--- SUPPLIED MATERIAL ---

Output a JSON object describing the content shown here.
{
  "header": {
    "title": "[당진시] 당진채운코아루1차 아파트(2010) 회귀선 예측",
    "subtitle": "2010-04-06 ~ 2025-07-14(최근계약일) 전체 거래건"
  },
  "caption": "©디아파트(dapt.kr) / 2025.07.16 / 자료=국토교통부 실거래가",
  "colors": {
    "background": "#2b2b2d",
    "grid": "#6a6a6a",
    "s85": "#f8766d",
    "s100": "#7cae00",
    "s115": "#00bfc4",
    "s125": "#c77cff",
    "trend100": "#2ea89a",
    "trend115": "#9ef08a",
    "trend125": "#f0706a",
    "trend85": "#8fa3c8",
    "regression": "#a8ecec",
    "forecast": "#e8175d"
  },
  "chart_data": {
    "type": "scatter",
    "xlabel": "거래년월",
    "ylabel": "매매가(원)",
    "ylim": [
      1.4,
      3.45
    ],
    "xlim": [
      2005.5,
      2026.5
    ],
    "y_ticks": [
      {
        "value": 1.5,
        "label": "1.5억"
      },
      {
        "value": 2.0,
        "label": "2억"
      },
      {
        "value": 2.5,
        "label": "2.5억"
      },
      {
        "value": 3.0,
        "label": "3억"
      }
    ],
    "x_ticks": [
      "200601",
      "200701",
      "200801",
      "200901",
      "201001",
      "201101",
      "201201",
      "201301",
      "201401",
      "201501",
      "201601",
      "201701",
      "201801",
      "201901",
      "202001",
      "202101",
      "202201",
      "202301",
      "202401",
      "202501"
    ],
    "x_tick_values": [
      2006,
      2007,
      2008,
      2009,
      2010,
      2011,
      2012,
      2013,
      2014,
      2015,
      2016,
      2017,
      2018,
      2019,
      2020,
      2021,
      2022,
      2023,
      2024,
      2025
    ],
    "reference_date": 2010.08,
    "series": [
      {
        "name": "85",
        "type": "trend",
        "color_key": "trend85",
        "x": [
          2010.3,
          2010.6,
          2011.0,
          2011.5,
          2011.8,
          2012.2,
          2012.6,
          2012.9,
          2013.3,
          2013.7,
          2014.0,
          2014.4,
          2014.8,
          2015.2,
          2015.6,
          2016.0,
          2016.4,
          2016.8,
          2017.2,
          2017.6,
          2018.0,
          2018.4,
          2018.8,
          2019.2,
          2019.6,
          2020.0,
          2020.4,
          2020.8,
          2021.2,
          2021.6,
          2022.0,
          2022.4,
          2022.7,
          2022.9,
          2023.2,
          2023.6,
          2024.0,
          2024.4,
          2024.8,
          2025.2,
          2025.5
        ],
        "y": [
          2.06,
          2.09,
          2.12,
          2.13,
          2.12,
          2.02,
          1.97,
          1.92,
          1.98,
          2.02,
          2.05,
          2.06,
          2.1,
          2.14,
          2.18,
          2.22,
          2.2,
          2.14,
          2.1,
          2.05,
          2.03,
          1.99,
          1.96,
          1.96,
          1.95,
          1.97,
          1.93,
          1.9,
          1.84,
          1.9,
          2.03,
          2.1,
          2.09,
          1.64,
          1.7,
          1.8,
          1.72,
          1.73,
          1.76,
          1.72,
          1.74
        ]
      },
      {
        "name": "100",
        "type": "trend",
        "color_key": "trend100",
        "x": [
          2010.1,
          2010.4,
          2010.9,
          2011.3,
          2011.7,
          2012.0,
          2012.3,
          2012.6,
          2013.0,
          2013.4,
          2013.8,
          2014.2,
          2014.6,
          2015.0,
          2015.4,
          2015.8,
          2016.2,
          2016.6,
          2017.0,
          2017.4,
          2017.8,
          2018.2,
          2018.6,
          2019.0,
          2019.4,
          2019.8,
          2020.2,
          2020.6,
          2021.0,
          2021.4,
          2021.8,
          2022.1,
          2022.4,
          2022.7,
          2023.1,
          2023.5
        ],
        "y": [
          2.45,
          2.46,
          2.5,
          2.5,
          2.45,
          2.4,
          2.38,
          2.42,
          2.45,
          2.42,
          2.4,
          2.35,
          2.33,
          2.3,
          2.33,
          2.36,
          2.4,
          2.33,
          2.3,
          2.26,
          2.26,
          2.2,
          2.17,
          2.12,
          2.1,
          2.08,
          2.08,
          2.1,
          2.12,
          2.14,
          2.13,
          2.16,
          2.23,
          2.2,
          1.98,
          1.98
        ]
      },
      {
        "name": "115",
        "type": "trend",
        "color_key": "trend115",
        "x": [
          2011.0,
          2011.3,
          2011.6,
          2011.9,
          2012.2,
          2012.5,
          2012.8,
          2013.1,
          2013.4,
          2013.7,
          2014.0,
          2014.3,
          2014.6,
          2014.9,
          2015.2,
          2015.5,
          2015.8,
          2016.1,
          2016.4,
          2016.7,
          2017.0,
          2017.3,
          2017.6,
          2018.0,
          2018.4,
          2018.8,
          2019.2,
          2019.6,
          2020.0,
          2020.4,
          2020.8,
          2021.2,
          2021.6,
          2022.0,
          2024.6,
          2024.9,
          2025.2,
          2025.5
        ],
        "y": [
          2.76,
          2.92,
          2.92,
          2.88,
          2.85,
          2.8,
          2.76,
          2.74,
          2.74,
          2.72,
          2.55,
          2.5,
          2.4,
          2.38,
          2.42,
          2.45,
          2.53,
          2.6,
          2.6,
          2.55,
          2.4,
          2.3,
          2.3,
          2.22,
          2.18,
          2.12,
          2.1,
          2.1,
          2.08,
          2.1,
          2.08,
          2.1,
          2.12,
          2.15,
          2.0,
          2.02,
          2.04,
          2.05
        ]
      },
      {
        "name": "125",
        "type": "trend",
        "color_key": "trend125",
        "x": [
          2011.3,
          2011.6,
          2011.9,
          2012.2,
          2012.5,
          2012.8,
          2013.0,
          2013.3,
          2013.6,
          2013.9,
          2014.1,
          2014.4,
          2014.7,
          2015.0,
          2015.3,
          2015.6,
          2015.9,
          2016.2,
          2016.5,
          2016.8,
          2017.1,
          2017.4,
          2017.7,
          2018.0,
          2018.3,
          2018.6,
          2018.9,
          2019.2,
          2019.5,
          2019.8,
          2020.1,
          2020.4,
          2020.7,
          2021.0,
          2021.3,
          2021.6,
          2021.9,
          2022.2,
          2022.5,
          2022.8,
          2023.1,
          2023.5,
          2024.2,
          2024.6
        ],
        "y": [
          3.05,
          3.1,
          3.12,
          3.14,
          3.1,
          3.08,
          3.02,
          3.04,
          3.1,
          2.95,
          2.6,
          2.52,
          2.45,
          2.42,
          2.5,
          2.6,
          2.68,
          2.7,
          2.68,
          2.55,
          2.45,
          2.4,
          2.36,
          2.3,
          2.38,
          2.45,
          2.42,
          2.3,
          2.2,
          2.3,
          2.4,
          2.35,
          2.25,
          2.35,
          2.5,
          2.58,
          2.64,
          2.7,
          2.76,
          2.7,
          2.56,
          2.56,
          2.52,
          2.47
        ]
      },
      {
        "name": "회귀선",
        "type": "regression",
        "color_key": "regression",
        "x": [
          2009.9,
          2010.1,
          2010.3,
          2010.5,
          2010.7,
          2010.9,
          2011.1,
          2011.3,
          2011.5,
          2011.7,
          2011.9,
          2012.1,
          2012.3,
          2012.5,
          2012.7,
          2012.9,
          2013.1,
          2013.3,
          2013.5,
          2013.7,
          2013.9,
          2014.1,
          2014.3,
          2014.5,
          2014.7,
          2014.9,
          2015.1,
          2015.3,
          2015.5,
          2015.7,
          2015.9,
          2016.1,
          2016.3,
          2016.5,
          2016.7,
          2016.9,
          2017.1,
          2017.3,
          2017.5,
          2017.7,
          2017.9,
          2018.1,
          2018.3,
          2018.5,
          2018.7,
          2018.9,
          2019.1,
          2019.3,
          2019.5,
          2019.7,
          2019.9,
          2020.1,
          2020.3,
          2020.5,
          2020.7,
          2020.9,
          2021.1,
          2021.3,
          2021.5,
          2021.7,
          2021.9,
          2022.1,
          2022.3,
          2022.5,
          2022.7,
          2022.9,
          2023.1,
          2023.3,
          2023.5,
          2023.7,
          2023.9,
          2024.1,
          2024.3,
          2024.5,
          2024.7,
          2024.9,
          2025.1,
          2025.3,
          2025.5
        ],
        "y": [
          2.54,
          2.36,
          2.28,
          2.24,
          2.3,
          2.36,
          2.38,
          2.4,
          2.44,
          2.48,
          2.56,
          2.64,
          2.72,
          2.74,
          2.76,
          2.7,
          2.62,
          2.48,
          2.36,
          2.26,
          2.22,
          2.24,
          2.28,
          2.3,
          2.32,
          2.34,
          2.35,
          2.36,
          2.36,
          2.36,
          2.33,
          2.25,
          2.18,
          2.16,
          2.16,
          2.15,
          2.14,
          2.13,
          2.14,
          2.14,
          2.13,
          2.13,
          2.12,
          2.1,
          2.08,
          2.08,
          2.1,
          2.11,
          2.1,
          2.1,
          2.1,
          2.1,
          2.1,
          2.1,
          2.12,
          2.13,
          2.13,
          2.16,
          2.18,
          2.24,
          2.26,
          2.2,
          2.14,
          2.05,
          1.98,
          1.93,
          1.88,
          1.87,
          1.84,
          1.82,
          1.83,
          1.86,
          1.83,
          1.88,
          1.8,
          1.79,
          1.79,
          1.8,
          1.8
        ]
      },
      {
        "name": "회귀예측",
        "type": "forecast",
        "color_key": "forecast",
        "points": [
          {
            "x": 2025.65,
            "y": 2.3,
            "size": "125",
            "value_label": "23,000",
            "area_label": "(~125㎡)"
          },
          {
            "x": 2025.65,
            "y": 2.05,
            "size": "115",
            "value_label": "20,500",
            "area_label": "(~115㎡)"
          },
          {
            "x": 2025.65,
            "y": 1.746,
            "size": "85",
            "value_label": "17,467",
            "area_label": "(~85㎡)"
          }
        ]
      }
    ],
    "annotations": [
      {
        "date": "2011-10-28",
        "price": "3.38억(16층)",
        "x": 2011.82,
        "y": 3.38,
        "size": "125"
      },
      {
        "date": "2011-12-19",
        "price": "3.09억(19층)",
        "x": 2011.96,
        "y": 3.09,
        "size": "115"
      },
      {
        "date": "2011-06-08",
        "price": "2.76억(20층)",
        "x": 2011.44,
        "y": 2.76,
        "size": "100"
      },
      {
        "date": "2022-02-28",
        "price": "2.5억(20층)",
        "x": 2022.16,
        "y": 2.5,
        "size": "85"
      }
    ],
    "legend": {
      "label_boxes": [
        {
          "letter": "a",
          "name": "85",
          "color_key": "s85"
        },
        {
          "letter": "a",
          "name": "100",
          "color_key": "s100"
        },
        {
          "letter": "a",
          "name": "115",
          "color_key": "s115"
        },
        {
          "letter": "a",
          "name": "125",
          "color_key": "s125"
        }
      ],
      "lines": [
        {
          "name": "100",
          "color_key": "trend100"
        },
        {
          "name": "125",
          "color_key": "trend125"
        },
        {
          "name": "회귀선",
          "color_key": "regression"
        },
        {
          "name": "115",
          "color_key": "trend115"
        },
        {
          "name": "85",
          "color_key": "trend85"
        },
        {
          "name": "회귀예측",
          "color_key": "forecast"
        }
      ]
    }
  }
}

---

Your answer should be a single number: the count of lines containing the word "size".

**EXPECTED OUTPUT:**
7